I read that comic the other day and meant to use it and promptly forgot about it. Glad to see it. And it's accurate. I recently tried to give my 11 year old granddaughter a 65" 4K set and she told me she didn't have any use for it. For the same reasons given in the comic above. Everything is right there whenever they want it and they know where to look and how to navigate the various sites.

Yeah, the newspapers seem to be on the verge of disappearing. I'm paying a buck fifty for the NY Daily News each day and I can't seem to cut that cord either. Gonna go up to $2 soon and I'm gonna keep buying it. Hurts a bit each day but I do enjoy the paper with breakfast.

Rich


----------



## Athlon646464 (Feb 23, 2007)

phrelin said:


> Well, it does sure leave me feeling like this from this morning's newspaper...
> 
> 
> 
> ...


It's ironic that cartoon was in a newspaper.

"What are you reading?"

"Everything ever written - its all on my phone."

"I miss newspapers, books and magazines."


----------



## Rich (Feb 22, 2007)

Athlon646464 said:


> It's ironic that cartoon was in a newspaper.
> 
> "What are you reading?"
> 
> ...


I can't give up the morning paper but I haven't picked up a book or magazine in quite some time. Once I got a Kindle that was it for physical books. Never had much interest in magazines. But that comic certainly nailed the way kids feel today. That could have been Sadie in that comic strip. Or any of her friends.

Rich


----------



## SamC (Jan 20, 2003)

IMHO,

- As to “binge watching” understand where non-linear TV is going. “Everything” is not going to be on a couple of service. No. Every content producer will have its own service, and its own bill. Allowing bingeing allows people to move from service to service, watching everything of interest on a particular one for a month or so, and moving to the next one. They want “cord cutters” (actually cord switchers, of course) to stay with their service all the time. The best way to do that is to have programs for a limited time.

- Newspapers. Your local newspaper was like your crazy ole uncle. He knew who won the ball game in more detail than you could want, who died and when was the funeral, what was on at the movies, what the city counsel was up to, what was being built on that lot on Pine Street, and lots else. But to find it out, you had to listen to his crazed extremist political rants. He thought you talked to him for his politics, but in fact you talked to him despite them.


----------



## James Long (Apr 17, 2003)

# # # # #

EXERCISES:
1 - Answer these from the forum thread about newspapers:
(a) How much does Rich say he pays each day for the NY Daily News?
(b) What did Rich stop using once he got a Kindle?
(c) In SamC's post, what is the local newspaper compared to?
2 - From the forum thread about newspapers, give again the passage from "Yeah, the newspapers" to "paper with breakfast.".
3 - Carry on the forum thread about newspapers from the point where it stops.

COLLECTED DATA:
# # # # #

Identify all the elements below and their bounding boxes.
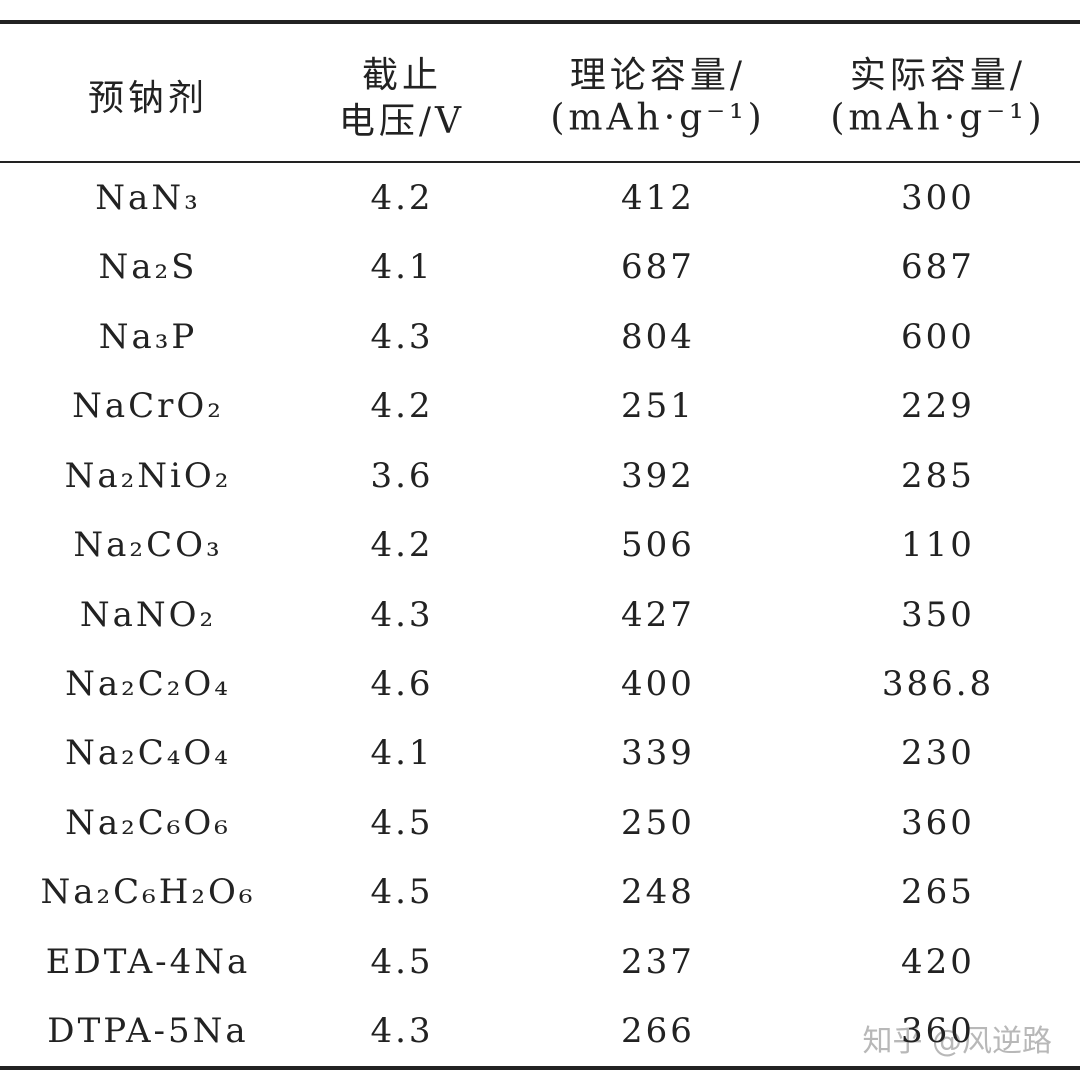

# # # # #

RESPONSES FOR EACH TASK:
1 -
(a) A buck fifty.
(b) Physical books.
(c) A crazy ole uncle.

2 -
Yeah, the newspapers seem to be on the verge of disappearing. I'm paying a buck fifty for the NY Daily News each day and I can't seem to cut that cord either. Gonna go up to $2 soon and I'm gonna keep buying it. Hurts a bit each day but I do enjoy the paper with breakfast.

3 -
All I read of the newspaper was the front page (if interesting) and the comics. A few years ago my wife decided she wasn't getting enough value out of the paper and now we are "Sunday only" subscribers. Subscriptions have fallen enough that the local paper no longer delivers (not enough home delivery customers to make a reasonable profit). They have gone to post office delivery ... which means if the paper doesn't get to the post office by their cutoff it is delivered the next day. Sunday became a weekend paper ... 50% of the time it comes on Saturday - 48% of the time it comes on Monday - 2% of the time it simply does not come. No paper is published on Sundays or postal holidays. On a positive note, they publish on the website seven days per week as news breaks. The bad news that it is paywalled and one has to have either a full week print subscription or pay the same rate as print to get online only access. "Sunday only" subscribers get nothing more than non-subscribers online.

Local cities and the county have websites ... that is where I go for zoning news. I read the city counsel agendas. And I watch local TV news ... two network stations have 4pm-6:30pm local news, the third has 5pm-6:30pm local news. The Fox station is owned by the CBS station in my market so they don't have early evening news - but they do have a 10pm hour before the 11pm news on the other three network stations. Plenty of opportunity to catch a newscast with local news. And (so far) no paywall on the TV news sites.


To succeed streamers need to find ways of keeping people as subscribers. Rotating binge watchers won't keep the lights on forever ... the streaming companies need to either NOT feed bingers (have only the current and the past couple of episodes available of a current season instead of allowing people to binge new seasons immediately) or have enough new content every month that people won't take a break. Or they will need to have enough content that no one can watch all of it that interests them in a viewing month. Small libraries and months without new compelling content is not going to keep a streamer allve.


----------



## phrelin (Jan 18, 2007)

I daily download two newspapers in PDF format - the _Los Angeles Times_ and the _Santa Rosa Press Democrat_. Of course, I check out the comic strips on the _Press Democrat_. And I read articles in both though not always both daily - depends on how busy I am. For some reason I'm busy some days.

Lately I have been perusing in both papers the weekend real estate ad sections gasping at what is for sale for over a million bucks in what used to be, and apparently still are, middle-class (?) suburbs.


----------



## Rich (Feb 22, 2007)

phrelin said:


> I daily download two newspapers in PDF format - the _Los Angeles Times_ and the _Santa Rosa Press Democrat_. Of course, I check out the comic strips on the _Press Democrat_. And I read articles in both though not always both daily - depends on how busy I am. For some reason I'm busy some days.
> 
> Lately I have been perusing in both papers the weekend real estate ad sections gasping at what is for sale for over a million bucks in what used to be, and apparently still are, middle-class (?) suburbs.


Looking at real estate in CA is a trip! Million bucks and not even in an upscale area in some cases.

Rich


----------



## billsharpe (Jan 25, 2007)

Our house eight blocks from the Pacific Ocean has been our best investment. It's 95 years old, remodeled in 1980, and has grown at a compound yearly interest rate of 8.8% in value over 48 years since we bought it.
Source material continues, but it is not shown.